* start *

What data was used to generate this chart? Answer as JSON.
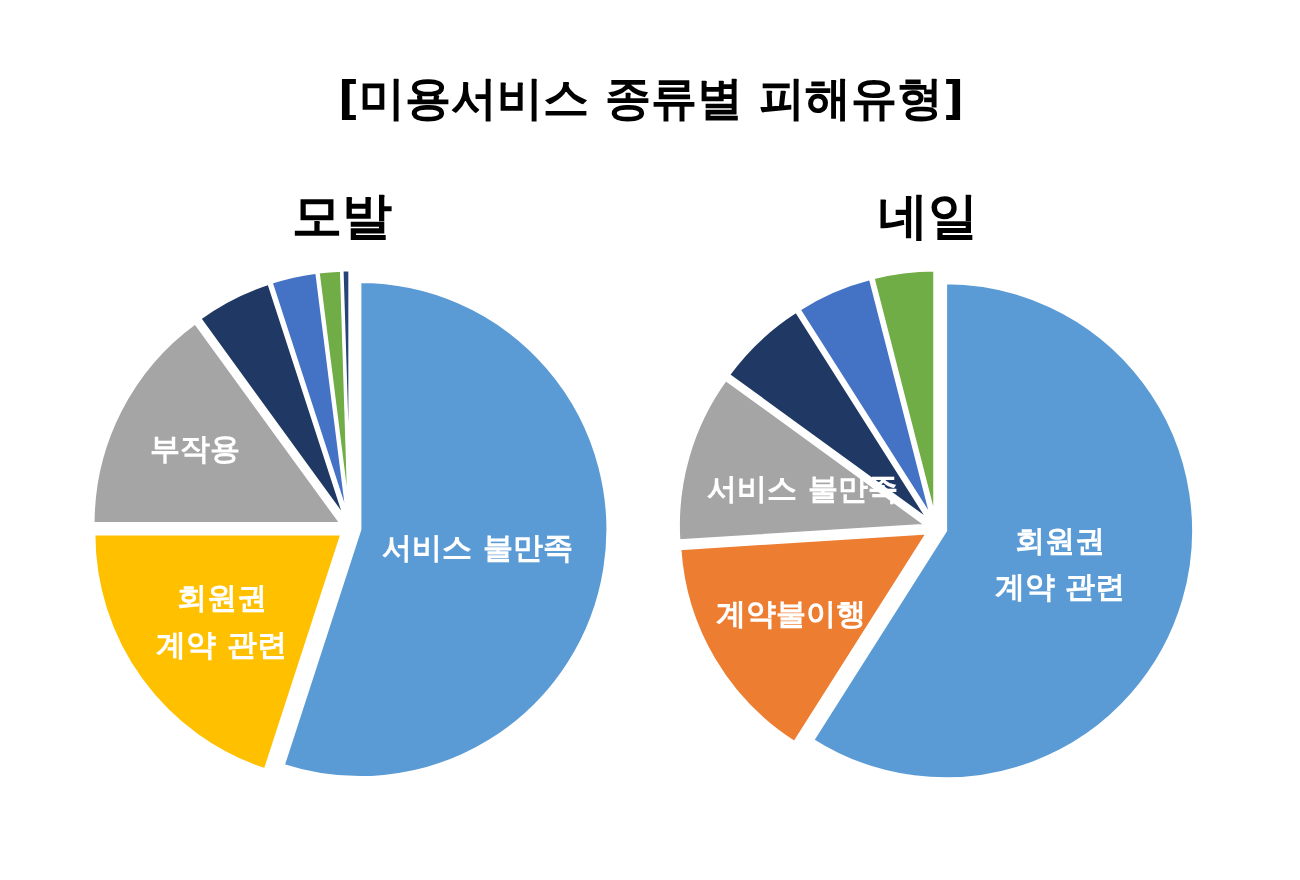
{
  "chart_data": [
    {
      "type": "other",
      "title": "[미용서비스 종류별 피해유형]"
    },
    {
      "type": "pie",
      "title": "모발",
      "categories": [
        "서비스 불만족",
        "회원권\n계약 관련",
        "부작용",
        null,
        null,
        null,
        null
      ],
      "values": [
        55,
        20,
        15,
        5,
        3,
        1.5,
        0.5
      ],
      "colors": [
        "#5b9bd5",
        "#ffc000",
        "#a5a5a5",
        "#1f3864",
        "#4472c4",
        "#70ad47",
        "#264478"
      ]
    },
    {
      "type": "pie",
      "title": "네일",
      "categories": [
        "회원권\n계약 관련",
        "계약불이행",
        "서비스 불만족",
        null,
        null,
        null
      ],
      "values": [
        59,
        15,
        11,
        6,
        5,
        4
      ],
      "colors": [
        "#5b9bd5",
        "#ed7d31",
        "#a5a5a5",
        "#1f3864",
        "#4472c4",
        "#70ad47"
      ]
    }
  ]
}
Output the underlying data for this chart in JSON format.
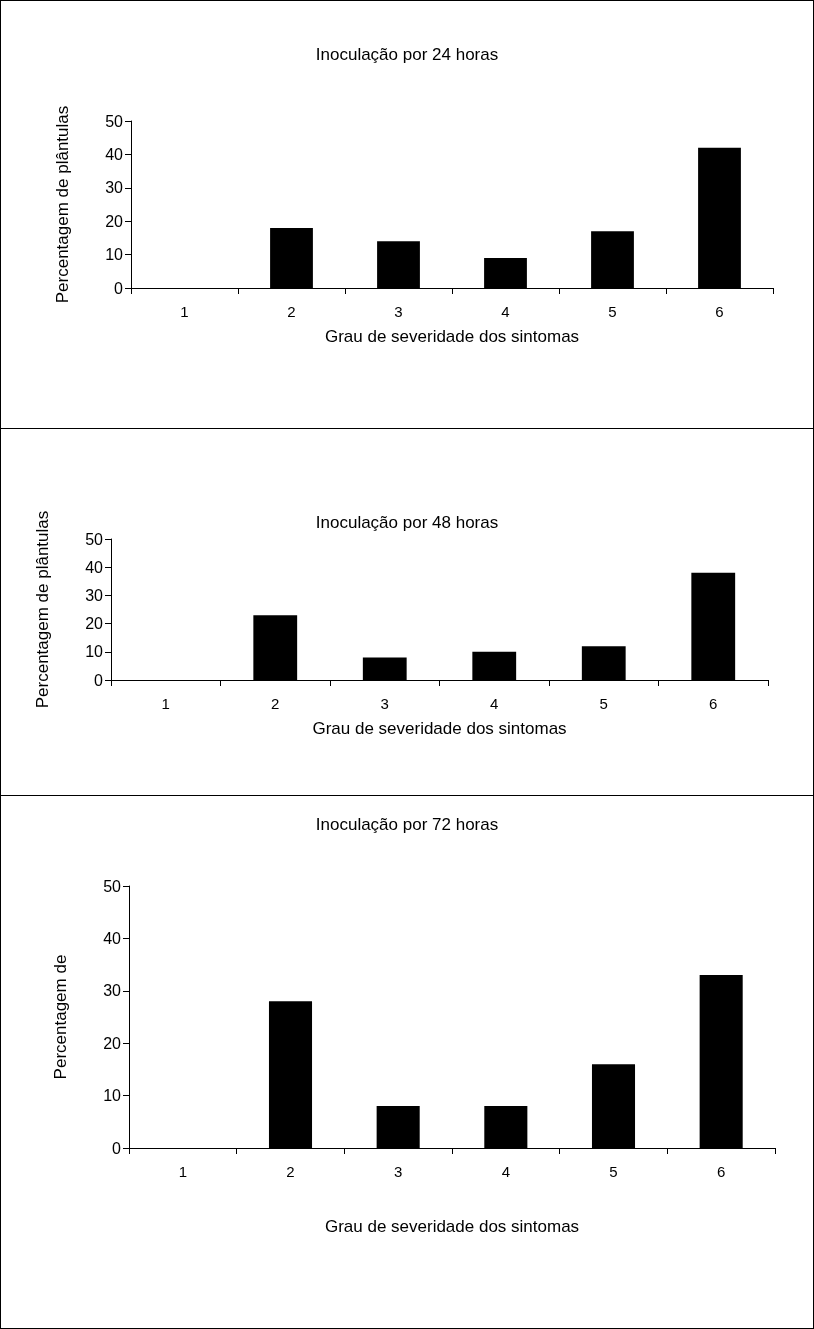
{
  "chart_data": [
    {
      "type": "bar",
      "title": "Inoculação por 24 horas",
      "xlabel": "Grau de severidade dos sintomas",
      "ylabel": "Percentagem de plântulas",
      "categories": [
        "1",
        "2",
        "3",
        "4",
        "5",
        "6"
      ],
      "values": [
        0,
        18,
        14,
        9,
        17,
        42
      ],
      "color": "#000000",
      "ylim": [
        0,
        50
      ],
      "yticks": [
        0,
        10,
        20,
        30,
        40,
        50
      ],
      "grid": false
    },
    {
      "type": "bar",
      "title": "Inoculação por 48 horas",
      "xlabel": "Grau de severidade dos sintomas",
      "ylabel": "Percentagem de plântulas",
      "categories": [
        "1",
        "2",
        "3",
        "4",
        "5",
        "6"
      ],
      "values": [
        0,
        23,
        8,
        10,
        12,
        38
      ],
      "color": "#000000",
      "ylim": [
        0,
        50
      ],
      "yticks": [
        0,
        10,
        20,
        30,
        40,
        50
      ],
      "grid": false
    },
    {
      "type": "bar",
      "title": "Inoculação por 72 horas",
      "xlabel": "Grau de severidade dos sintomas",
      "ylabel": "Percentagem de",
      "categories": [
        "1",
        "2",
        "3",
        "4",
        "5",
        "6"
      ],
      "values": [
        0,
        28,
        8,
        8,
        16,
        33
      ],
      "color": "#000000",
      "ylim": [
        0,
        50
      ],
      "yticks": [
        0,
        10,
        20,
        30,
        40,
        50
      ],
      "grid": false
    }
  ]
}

* end *
* start *

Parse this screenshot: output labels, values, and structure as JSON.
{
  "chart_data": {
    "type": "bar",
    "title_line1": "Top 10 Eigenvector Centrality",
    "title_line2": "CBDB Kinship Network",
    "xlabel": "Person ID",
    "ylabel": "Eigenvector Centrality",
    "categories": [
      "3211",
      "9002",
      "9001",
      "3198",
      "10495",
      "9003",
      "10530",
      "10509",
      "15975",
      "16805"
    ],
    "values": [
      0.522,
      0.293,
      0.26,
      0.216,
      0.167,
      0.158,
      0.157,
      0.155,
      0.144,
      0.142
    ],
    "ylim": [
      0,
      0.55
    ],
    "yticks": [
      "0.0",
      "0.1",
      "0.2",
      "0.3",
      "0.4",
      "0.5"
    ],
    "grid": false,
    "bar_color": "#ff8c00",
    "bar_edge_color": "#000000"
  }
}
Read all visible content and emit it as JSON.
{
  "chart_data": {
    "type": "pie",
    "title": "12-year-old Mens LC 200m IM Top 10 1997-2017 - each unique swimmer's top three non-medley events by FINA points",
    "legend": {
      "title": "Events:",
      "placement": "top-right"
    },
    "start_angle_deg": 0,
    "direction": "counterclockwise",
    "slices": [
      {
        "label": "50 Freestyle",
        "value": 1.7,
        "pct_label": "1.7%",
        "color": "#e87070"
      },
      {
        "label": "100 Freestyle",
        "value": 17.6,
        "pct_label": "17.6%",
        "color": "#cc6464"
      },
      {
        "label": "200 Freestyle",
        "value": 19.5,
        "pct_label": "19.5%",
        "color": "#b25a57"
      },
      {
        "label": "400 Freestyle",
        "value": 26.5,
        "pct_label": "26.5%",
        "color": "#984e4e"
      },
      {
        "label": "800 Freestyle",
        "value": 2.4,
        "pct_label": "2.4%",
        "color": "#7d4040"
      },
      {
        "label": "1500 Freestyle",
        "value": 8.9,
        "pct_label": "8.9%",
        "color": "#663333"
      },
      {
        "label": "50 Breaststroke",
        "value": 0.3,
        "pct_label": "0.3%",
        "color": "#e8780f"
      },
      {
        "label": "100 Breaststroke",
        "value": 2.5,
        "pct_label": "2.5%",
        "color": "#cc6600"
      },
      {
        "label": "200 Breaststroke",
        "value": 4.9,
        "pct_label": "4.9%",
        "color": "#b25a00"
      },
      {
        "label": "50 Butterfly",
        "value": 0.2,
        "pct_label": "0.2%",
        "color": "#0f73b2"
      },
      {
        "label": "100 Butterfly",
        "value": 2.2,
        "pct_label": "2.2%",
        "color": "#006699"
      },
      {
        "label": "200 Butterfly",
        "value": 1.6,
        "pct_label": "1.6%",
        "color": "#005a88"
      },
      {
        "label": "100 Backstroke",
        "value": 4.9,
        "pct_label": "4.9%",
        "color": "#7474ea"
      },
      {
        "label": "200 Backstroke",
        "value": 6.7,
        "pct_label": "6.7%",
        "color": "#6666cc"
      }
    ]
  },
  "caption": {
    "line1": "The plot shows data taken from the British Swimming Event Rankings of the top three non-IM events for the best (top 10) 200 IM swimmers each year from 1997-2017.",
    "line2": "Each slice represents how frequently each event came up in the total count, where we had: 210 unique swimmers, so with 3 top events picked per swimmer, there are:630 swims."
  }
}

* end *

▶ _GIVEN INSTRUCTION_
Pull out all lines from the entries above in which the word "unique" appears.

▶ _OUTPUT FOR THIS EXERCISE_
    "title": "12-year-old Mens LC 200m IM Top 10 1997-2017 - each unique swimmer's top three non-medley events by FINA points",
    "line2": "Each slice represents how frequently each event came up in the total count, where we had: 210 unique swimmers, so with 3 top events picked per swimmer, there are:630 swims."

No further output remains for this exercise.